» What to produce
Transcribe the data that follows precisely, omitting nothing.

» Data rows
* * * * *

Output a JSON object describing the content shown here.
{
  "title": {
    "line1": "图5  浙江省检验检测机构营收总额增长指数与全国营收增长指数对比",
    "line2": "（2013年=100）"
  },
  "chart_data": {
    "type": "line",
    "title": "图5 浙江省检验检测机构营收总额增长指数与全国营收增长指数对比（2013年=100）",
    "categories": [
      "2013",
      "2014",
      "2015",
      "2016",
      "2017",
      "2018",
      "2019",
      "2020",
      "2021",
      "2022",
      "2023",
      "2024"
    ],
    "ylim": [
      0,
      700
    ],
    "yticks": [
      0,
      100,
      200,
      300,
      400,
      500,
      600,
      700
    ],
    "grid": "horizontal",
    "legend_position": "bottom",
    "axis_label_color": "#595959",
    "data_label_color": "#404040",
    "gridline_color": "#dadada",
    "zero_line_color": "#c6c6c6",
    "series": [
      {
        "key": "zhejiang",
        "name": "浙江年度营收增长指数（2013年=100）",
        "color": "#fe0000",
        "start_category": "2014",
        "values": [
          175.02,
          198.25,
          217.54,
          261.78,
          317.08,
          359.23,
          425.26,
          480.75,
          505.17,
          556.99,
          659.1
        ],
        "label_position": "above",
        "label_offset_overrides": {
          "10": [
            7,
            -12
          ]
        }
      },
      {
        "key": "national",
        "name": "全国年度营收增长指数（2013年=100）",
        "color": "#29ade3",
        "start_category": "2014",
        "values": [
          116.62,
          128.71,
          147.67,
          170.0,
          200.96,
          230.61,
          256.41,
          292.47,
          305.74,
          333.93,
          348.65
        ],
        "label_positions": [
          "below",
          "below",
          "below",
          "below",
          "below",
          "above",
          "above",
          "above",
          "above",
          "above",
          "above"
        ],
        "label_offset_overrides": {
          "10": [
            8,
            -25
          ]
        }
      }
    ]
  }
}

* * * * *

» The output
Output a JSON object describing the content shown here.
{
  "title": {
    "line1": "图5  浙江省检验检测机构营收总额增长指数与全国营收增长指数对比",
    "line2": "（2013年=100）"
  },
  "chart_data": {
    "type": "line",
    "title": "图5 浙江省检验检测机构营收总额增长指数与全国营收增长指数对比（2013年=100）",
    "categories": [
      "2013",
      "2014",
      "2015",
      "2016",
      "2017",
      "2018",
      "2019",
      "2020",
      "2021",
      "2022",
      "2023",
      "2024"
    ],
    "ylim": [
      0,
      700
    ],
    "yticks": [
      0,
      100,
      200,
      300,
      400,
      500,
      600,
      700
    ],
    "grid": "horizontal",
    "legend_position": "bottom",
    "axis_label_color": "#595959",
    "data_label_color": "#404040",
    "gridline_color": "#dadada",
    "zero_line_color": "#c6c6c6",
    "series": [
      {
        "key": "zhejiang",
        "name": "浙江年度营收增长指数（2013年=100）",
        "color": "#fe0000",
        "start_category": "2014",
        "values": [
          175.02,
          198.25,
          217.54,
          261.78,
          317.08,
          359.23,
          425.26,
          480.75,
          505.17,
          556.99,
          659.1
        ],
        "label_position": "above",
        "label_offset_overrides": {
          "10": [
            7,
            -12
          ]
        }
      },
      {
        "key": "national",
        "name": "全国年度营收增长指数（2013年=100）",
        "color": "#29ade3",
        "start_category": "2014",
        "values": [
          116.62,
          128.71,
          147.67,
          170.0,
          200.96,
          230.61,
          256.41,
          292.47,
          305.74,
          333.93,
          348.65
        ],
        "label_positions": [
          "below",
          "below",
          "below",
          "below",
          "below",
          "above",
          "above",
          "above",
          "above",
          "above",
          "above"
        ],
        "label_offset_overrides": {
          "10": [
            8,
            -25
          ]
        }
      }
    ]
  }
}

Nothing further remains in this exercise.